What to produce ->
What lines of the data include the string "konsep"? Copy them all.

Record set ->
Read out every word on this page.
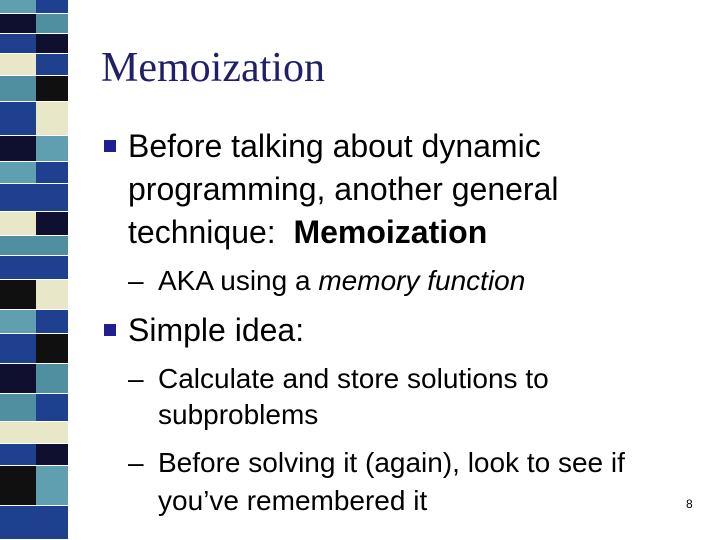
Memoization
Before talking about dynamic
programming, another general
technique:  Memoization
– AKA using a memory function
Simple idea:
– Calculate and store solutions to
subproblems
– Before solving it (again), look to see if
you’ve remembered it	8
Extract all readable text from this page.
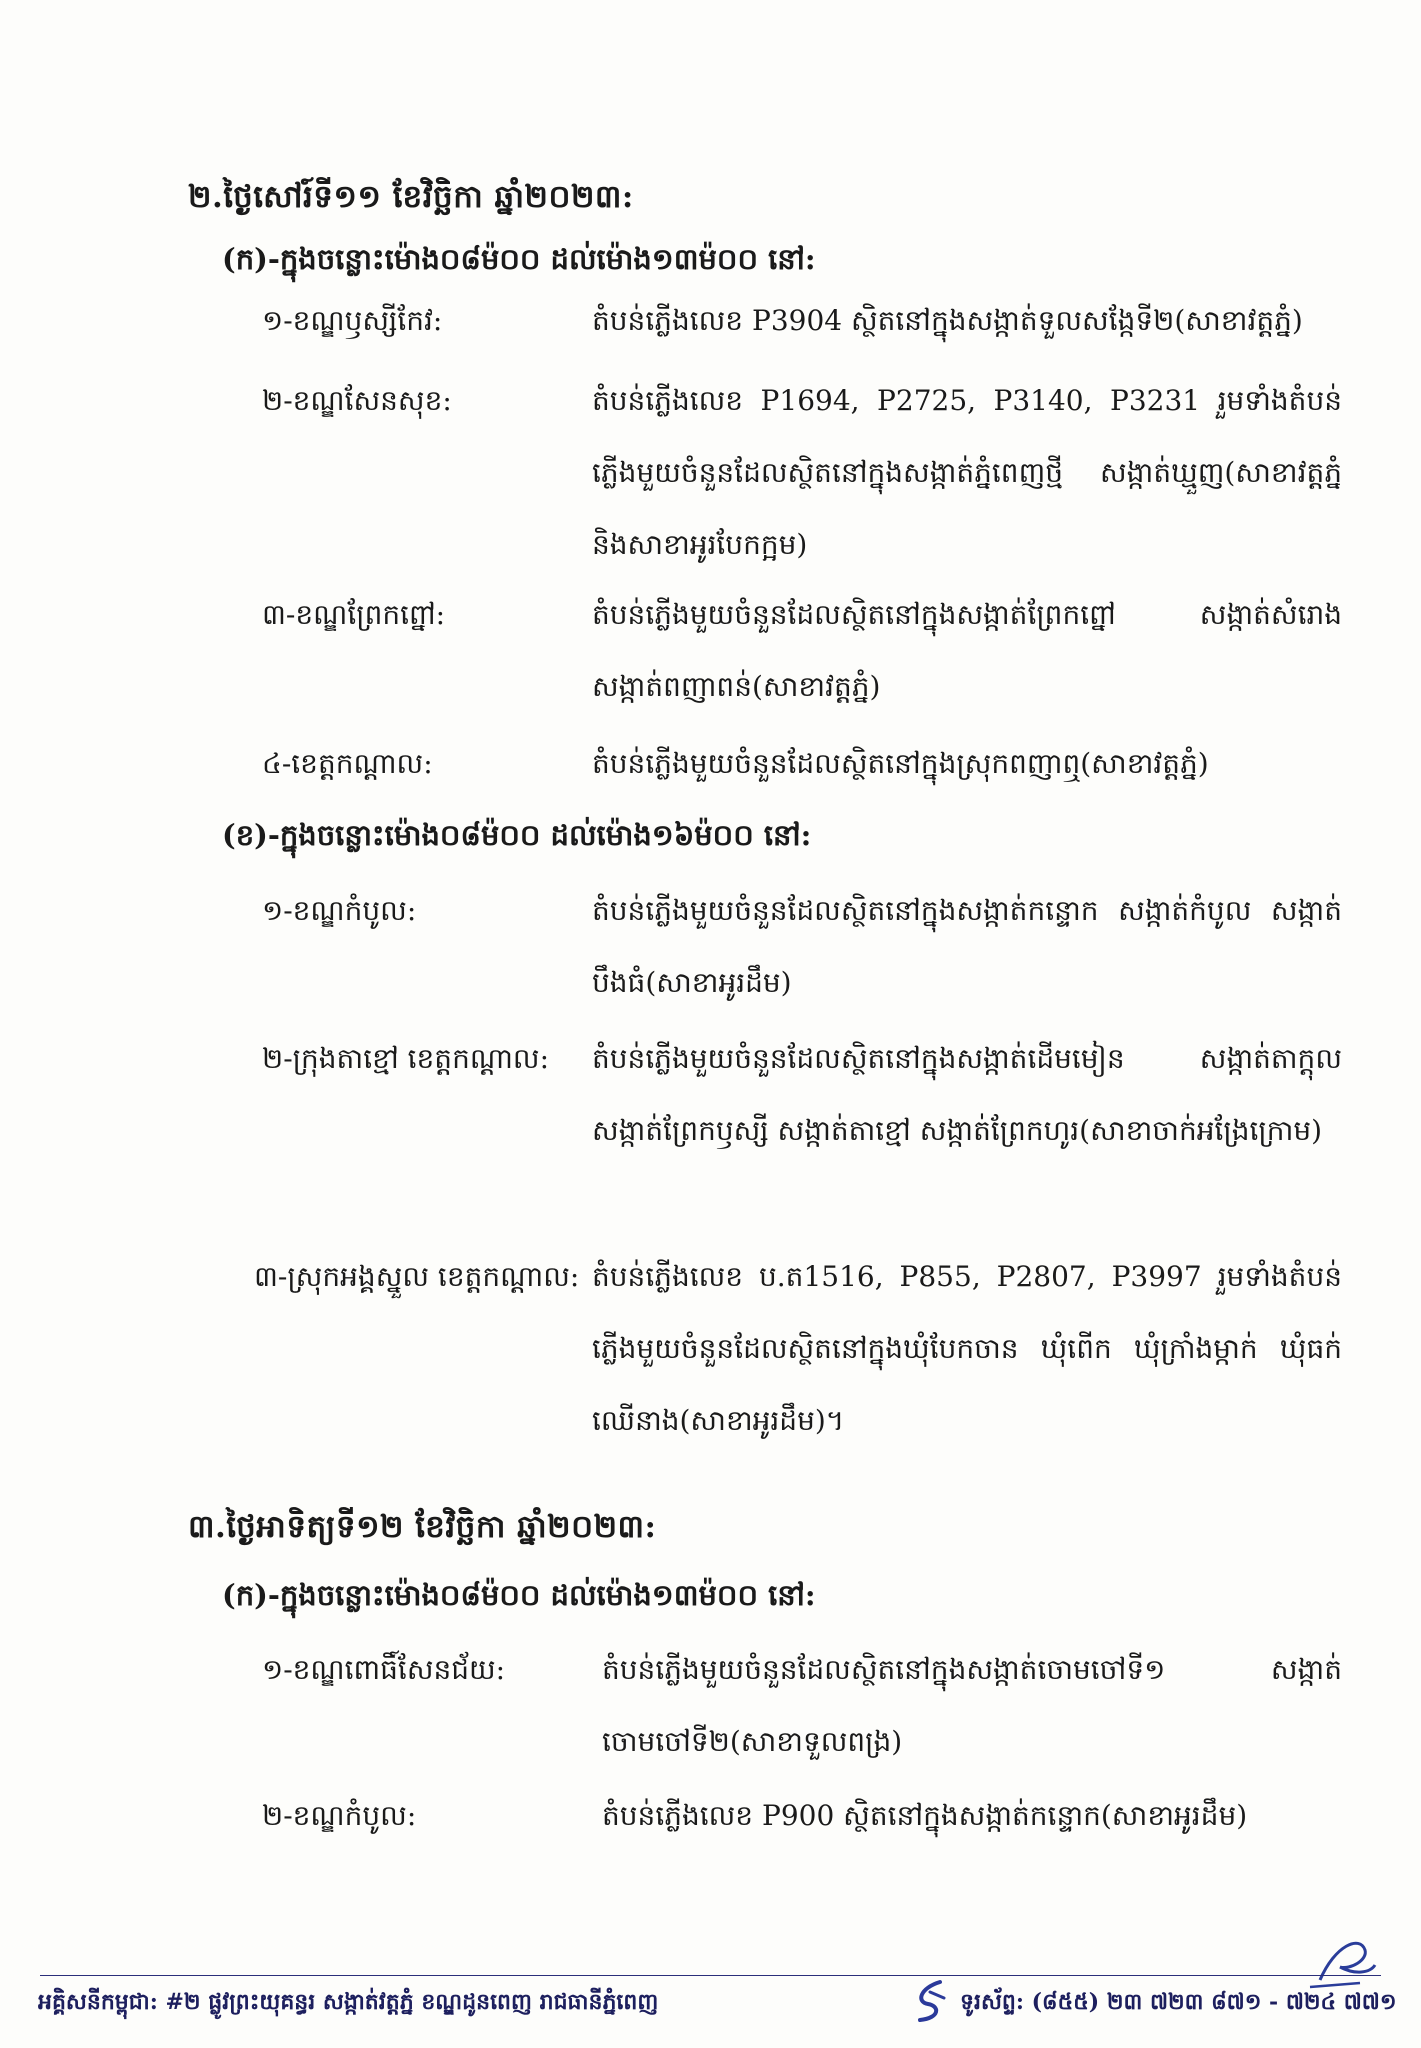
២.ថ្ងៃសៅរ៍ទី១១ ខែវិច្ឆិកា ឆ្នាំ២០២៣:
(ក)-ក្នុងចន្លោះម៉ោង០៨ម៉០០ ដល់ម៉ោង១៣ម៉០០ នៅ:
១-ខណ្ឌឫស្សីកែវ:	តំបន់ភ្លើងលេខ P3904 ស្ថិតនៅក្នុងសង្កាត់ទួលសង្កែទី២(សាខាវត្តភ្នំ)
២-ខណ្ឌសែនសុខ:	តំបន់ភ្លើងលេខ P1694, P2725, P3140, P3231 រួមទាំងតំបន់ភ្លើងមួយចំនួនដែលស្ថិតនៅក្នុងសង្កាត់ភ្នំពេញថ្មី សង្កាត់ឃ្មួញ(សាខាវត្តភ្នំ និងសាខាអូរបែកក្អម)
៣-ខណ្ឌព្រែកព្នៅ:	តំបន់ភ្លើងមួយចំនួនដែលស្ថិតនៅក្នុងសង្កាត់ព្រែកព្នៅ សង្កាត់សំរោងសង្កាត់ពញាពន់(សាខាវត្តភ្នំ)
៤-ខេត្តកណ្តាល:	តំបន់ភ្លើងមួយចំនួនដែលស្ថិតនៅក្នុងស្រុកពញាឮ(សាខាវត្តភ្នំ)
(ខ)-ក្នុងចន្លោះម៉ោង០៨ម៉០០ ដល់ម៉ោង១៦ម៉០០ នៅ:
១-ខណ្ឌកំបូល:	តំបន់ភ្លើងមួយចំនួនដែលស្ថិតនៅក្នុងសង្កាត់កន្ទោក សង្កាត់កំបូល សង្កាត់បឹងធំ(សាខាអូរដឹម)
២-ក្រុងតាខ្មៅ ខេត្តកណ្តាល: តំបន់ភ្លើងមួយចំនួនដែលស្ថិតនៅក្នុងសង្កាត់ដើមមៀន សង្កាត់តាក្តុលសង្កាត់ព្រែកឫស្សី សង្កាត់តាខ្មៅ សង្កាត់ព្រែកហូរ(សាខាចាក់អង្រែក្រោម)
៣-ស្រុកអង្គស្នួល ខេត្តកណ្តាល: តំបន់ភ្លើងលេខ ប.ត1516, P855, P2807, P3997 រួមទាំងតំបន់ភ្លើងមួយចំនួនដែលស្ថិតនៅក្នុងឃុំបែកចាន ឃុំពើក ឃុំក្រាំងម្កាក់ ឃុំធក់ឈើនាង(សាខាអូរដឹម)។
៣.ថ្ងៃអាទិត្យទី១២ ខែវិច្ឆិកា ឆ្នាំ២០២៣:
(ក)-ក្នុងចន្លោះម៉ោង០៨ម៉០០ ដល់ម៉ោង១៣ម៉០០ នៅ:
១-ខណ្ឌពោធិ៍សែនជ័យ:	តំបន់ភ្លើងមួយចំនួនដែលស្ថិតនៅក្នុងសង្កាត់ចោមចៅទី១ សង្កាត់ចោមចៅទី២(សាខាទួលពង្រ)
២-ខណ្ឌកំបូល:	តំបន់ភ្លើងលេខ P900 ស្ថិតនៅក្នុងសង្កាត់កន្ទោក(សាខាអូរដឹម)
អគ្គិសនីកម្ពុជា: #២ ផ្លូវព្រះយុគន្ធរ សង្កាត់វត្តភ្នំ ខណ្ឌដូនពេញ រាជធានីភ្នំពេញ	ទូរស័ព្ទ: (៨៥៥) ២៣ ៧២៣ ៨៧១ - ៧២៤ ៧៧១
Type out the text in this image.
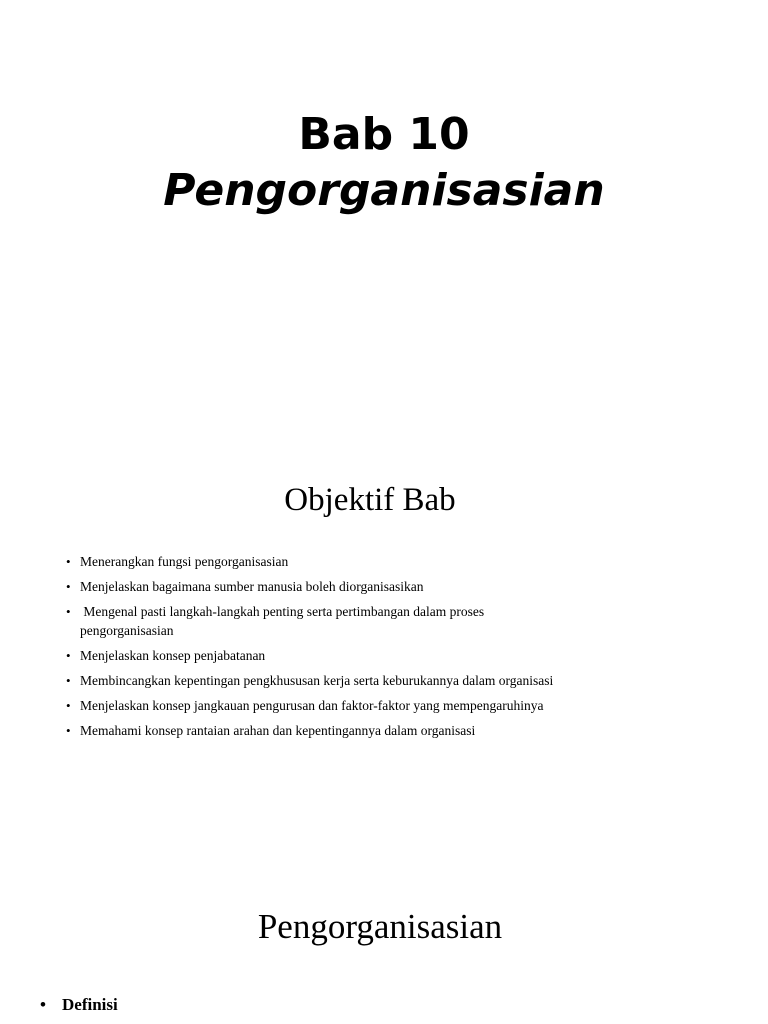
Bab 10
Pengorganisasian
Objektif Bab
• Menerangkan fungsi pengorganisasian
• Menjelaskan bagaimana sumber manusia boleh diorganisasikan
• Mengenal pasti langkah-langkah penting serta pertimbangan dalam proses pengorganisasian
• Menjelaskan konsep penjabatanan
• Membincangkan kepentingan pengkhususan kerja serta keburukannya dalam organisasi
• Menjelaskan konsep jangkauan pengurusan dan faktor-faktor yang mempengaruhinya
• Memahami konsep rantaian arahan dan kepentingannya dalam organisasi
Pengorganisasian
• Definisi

Answer to the task ->
• Menjelaskan konsep penjabatanan
• Menjelaskan konsep jangkauan pengurusan dan faktor-faktor yang mempengaruhinya
• Memahami konsep rantaian arahan dan kepentingannya dalam organisasi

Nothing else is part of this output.